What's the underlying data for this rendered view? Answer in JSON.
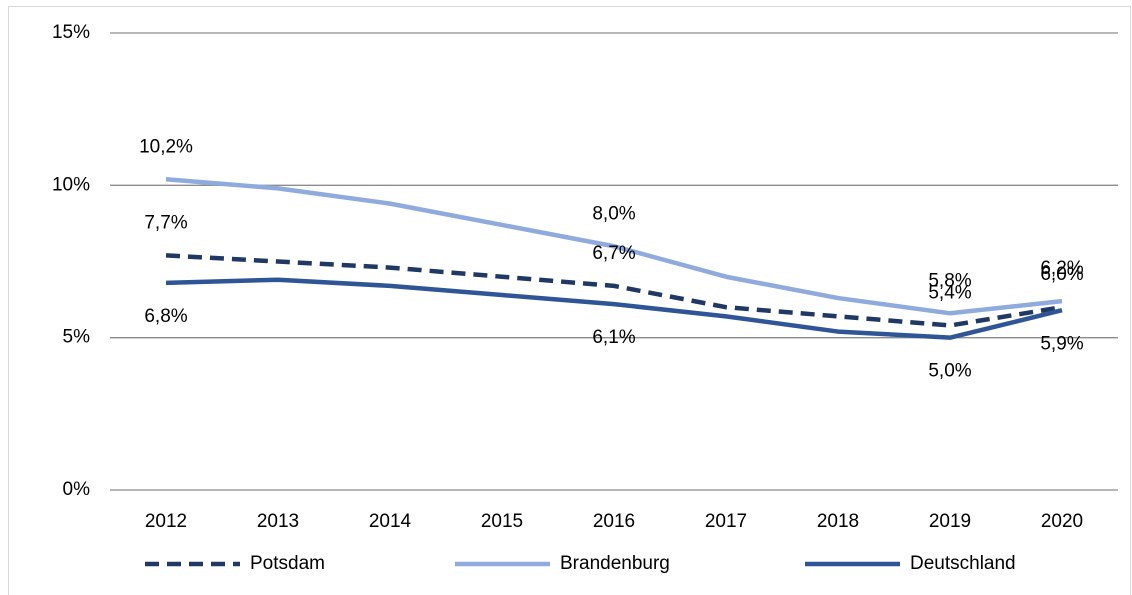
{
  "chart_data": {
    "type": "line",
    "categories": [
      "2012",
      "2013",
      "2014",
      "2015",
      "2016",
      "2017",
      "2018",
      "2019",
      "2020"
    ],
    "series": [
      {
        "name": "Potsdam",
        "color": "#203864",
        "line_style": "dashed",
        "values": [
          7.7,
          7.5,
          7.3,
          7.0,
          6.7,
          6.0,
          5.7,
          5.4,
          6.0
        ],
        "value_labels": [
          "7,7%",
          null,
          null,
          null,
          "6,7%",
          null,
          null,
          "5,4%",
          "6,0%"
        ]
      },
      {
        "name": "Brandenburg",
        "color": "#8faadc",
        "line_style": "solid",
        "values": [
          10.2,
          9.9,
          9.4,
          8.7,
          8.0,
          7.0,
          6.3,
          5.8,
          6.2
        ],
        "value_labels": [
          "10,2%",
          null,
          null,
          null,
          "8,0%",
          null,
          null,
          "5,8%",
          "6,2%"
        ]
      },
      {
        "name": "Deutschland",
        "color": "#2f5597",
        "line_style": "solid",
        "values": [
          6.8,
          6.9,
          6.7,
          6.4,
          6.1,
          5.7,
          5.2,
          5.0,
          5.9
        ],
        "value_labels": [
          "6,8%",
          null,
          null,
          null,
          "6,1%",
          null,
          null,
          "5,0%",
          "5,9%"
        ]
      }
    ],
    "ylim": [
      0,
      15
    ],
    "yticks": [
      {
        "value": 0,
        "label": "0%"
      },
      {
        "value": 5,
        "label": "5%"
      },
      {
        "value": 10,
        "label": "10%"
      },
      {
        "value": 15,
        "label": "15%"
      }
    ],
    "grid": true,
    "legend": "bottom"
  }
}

= = = = =

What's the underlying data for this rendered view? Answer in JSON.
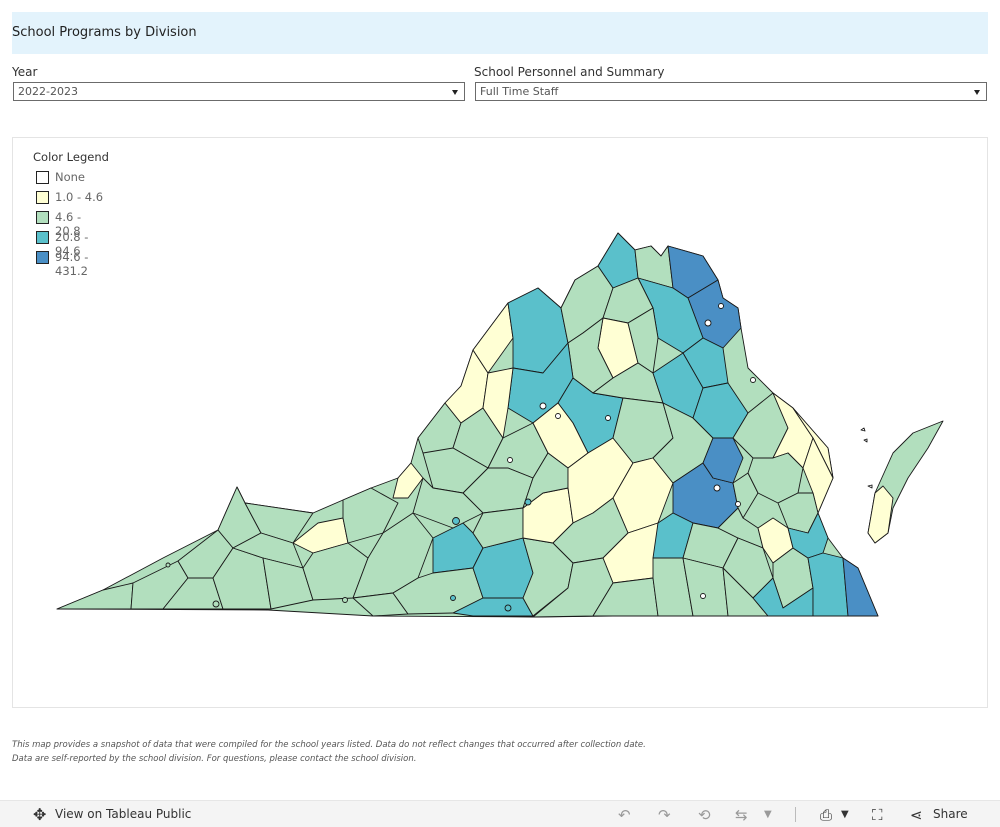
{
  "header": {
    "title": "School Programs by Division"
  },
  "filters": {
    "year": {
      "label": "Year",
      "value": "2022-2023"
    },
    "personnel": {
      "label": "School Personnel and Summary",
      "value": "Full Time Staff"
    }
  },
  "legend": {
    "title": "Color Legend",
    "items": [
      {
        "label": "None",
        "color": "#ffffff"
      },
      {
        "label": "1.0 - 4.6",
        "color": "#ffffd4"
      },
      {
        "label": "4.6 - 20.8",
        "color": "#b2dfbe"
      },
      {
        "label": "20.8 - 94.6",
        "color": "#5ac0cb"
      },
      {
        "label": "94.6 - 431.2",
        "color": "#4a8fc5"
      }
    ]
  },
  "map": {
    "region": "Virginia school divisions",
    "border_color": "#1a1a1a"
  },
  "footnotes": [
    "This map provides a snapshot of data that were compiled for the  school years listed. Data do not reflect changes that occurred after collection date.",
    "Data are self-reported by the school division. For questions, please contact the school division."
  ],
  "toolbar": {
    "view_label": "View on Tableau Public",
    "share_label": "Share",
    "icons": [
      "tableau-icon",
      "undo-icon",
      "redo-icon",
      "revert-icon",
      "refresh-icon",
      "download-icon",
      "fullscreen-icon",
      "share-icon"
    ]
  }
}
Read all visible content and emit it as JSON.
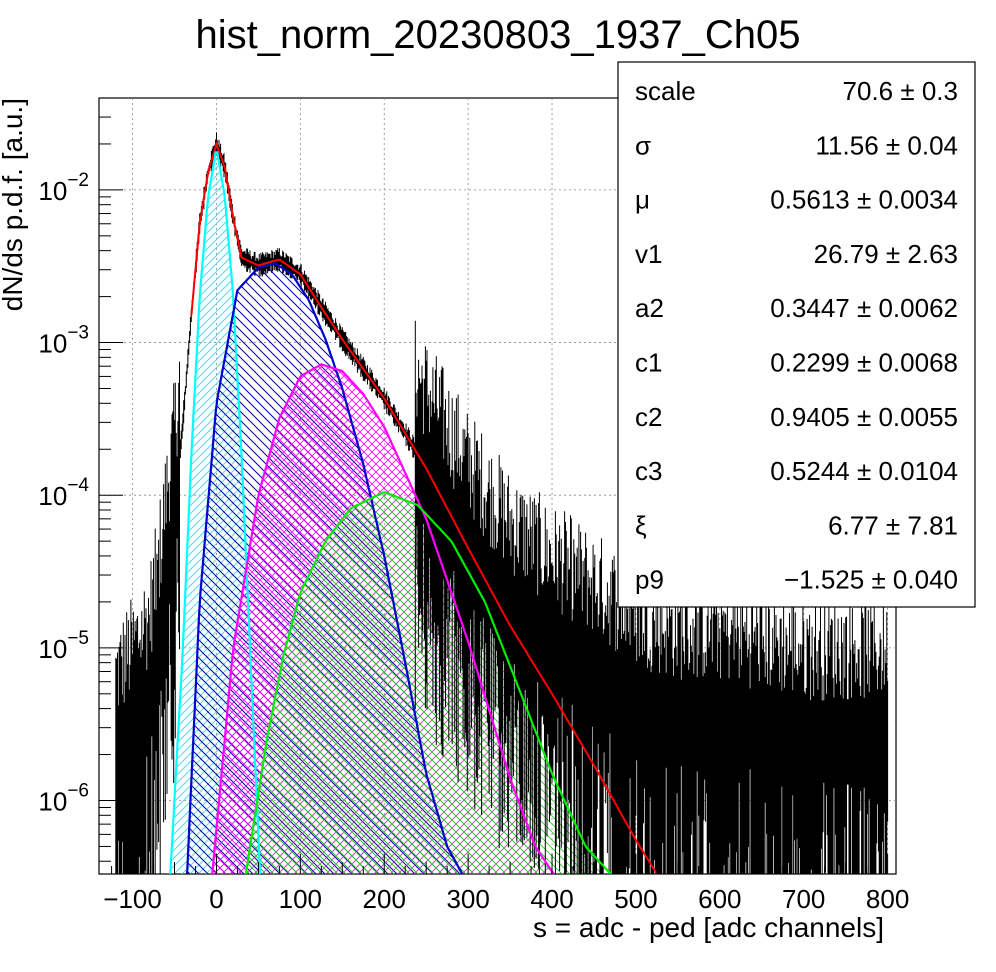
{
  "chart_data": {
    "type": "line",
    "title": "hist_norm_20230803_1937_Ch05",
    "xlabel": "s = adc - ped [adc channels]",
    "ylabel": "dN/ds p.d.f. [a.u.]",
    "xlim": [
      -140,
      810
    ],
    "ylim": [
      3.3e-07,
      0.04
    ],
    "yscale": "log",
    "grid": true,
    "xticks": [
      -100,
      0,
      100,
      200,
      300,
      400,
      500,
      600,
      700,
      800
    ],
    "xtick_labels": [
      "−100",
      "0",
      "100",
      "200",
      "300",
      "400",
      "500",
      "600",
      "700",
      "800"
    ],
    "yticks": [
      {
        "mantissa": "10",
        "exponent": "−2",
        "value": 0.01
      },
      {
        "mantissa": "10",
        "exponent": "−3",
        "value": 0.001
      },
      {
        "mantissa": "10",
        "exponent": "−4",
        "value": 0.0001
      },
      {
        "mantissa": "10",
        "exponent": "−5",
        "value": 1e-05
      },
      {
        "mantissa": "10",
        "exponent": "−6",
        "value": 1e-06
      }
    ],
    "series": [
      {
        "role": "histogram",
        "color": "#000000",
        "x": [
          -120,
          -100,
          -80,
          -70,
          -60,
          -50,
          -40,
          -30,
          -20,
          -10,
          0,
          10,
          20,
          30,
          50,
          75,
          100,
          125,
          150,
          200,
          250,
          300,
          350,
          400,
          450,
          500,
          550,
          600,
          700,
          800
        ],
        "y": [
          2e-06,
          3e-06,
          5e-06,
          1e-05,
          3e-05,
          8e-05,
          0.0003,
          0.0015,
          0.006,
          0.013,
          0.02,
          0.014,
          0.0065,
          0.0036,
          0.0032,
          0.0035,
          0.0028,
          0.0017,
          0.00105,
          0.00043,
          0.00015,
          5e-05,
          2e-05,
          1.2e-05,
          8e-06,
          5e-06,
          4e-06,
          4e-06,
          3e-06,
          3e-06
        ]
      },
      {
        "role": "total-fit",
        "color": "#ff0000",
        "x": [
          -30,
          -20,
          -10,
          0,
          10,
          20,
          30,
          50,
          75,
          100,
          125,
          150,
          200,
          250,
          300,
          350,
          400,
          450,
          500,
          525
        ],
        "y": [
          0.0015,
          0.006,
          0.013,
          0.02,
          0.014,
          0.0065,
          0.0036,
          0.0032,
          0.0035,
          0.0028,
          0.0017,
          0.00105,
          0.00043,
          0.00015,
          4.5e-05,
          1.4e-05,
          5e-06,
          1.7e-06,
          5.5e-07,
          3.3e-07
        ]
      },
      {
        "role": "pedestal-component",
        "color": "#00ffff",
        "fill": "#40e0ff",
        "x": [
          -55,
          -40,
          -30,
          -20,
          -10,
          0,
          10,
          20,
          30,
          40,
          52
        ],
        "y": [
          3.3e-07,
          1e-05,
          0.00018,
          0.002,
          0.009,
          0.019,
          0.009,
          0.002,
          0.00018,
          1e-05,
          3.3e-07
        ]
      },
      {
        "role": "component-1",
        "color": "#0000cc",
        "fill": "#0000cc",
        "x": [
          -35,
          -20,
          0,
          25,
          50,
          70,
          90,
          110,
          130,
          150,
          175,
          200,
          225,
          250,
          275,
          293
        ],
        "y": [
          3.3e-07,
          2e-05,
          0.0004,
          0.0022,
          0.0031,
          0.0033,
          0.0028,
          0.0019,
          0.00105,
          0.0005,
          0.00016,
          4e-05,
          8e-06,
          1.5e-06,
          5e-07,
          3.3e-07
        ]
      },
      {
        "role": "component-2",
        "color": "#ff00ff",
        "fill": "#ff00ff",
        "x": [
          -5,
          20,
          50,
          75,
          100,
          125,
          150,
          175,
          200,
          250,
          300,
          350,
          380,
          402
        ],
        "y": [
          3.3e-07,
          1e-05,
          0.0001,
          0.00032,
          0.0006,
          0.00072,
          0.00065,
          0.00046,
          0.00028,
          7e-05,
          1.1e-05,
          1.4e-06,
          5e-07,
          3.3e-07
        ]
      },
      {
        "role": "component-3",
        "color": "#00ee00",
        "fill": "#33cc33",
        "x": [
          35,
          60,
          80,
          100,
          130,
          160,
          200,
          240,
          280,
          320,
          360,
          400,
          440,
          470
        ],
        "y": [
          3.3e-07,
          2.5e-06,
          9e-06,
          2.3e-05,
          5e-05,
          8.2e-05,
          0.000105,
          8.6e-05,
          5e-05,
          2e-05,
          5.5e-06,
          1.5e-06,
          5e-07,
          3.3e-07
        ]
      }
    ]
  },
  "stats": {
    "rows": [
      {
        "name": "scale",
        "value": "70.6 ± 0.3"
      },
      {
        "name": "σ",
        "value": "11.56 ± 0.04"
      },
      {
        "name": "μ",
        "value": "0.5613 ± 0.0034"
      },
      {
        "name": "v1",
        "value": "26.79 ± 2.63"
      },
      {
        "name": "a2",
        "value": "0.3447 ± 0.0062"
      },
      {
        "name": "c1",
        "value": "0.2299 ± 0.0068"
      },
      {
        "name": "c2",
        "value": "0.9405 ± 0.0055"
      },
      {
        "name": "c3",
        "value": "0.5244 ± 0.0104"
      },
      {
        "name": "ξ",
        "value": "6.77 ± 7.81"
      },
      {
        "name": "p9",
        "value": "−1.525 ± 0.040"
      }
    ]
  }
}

= = = = =

AIM: What is the number of lines in the data that hold the string "fill"? Answer with the number only.

CORRECT RESPONSE: 4